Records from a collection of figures

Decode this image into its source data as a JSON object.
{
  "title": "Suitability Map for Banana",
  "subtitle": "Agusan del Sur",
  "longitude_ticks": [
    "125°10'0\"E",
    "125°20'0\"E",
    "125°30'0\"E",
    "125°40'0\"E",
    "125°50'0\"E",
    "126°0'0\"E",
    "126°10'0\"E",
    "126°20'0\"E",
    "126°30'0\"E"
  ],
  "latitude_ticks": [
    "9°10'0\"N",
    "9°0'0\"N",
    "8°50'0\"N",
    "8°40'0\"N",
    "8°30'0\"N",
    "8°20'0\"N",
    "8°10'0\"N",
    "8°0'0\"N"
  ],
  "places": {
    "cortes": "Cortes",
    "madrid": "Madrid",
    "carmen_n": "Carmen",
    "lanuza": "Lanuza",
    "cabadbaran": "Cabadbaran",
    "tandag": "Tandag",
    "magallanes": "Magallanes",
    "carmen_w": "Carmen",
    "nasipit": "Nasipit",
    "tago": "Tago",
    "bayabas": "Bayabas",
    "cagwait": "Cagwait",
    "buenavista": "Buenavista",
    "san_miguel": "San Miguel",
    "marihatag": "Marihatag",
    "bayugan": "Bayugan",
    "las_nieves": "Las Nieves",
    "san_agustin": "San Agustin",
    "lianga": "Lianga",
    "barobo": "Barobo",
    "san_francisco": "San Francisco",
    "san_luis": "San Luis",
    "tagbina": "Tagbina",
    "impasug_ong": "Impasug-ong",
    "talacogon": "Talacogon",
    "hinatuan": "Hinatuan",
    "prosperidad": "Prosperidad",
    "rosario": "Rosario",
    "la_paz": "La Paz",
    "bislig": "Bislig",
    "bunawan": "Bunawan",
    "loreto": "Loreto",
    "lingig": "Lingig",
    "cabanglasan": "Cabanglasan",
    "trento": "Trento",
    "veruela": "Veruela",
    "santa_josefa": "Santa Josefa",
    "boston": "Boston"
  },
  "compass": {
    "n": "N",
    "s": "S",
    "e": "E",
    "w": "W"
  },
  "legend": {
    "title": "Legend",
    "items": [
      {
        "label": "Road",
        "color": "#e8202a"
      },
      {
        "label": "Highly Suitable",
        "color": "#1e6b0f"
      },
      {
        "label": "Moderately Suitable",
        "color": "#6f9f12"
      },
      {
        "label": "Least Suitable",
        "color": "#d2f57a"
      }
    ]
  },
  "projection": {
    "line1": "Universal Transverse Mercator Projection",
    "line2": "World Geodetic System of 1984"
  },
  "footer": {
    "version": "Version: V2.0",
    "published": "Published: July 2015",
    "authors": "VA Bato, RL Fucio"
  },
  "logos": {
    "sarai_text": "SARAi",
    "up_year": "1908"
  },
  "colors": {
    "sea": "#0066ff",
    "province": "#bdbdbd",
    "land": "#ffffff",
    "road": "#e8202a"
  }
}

**WHAT NEEDS TO BE DONE:** Every record shown above should be written out again exactly.

**ANSWER TO THE TASK:**
Decode this image into its source data as a JSON object.
{
  "title": "Suitability Map for Banana",
  "subtitle": "Agusan del Sur",
  "longitude_ticks": [
    "125°10'0\"E",
    "125°20'0\"E",
    "125°30'0\"E",
    "125°40'0\"E",
    "125°50'0\"E",
    "126°0'0\"E",
    "126°10'0\"E",
    "126°20'0\"E",
    "126°30'0\"E"
  ],
  "latitude_ticks": [
    "9°10'0\"N",
    "9°0'0\"N",
    "8°50'0\"N",
    "8°40'0\"N",
    "8°30'0\"N",
    "8°20'0\"N",
    "8°10'0\"N",
    "8°0'0\"N"
  ],
  "places": {
    "cortes": "Cortes",
    "madrid": "Madrid",
    "carmen_n": "Carmen",
    "lanuza": "Lanuza",
    "cabadbaran": "Cabadbaran",
    "tandag": "Tandag",
    "magallanes": "Magallanes",
    "carmen_w": "Carmen",
    "nasipit": "Nasipit",
    "tago": "Tago",
    "bayabas": "Bayabas",
    "cagwait": "Cagwait",
    "buenavista": "Buenavista",
    "san_miguel": "San Miguel",
    "marihatag": "Marihatag",
    "bayugan": "Bayugan",
    "las_nieves": "Las Nieves",
    "san_agustin": "San Agustin",
    "lianga": "Lianga",
    "barobo": "Barobo",
    "san_francisco": "San Francisco",
    "san_luis": "San Luis",
    "tagbina": "Tagbina",
    "impasug_ong": "Impasug-ong",
    "talacogon": "Talacogon",
    "hinatuan": "Hinatuan",
    "prosperidad": "Prosperidad",
    "rosario": "Rosario",
    "la_paz": "La Paz",
    "bislig": "Bislig",
    "bunawan": "Bunawan",
    "loreto": "Loreto",
    "lingig": "Lingig",
    "cabanglasan": "Cabanglasan",
    "trento": "Trento",
    "veruela": "Veruela",
    "santa_josefa": "Santa Josefa",
    "boston": "Boston"
  },
  "compass": {
    "n": "N",
    "s": "S",
    "e": "E",
    "w": "W"
  },
  "legend": {
    "title": "Legend",
    "items": [
      {
        "label": "Road",
        "color": "#e8202a"
      },
      {
        "label": "Highly Suitable",
        "color": "#1e6b0f"
      },
      {
        "label": "Moderately Suitable",
        "color": "#6f9f12"
      },
      {
        "label": "Least Suitable",
        "color": "#d2f57a"
      }
    ]
  },
  "projection": {
    "line1": "Universal Transverse Mercator Projection",
    "line2": "World Geodetic System of 1984"
  },
  "footer": {
    "version": "Version: V2.0",
    "published": "Published: July 2015",
    "authors": "VA Bato, RL Fucio"
  },
  "logos": {
    "sarai_text": "SARAi",
    "up_year": "1908"
  },
  "colors": {
    "sea": "#0066ff",
    "province": "#bdbdbd",
    "land": "#ffffff",
    "road": "#e8202a"
  }
}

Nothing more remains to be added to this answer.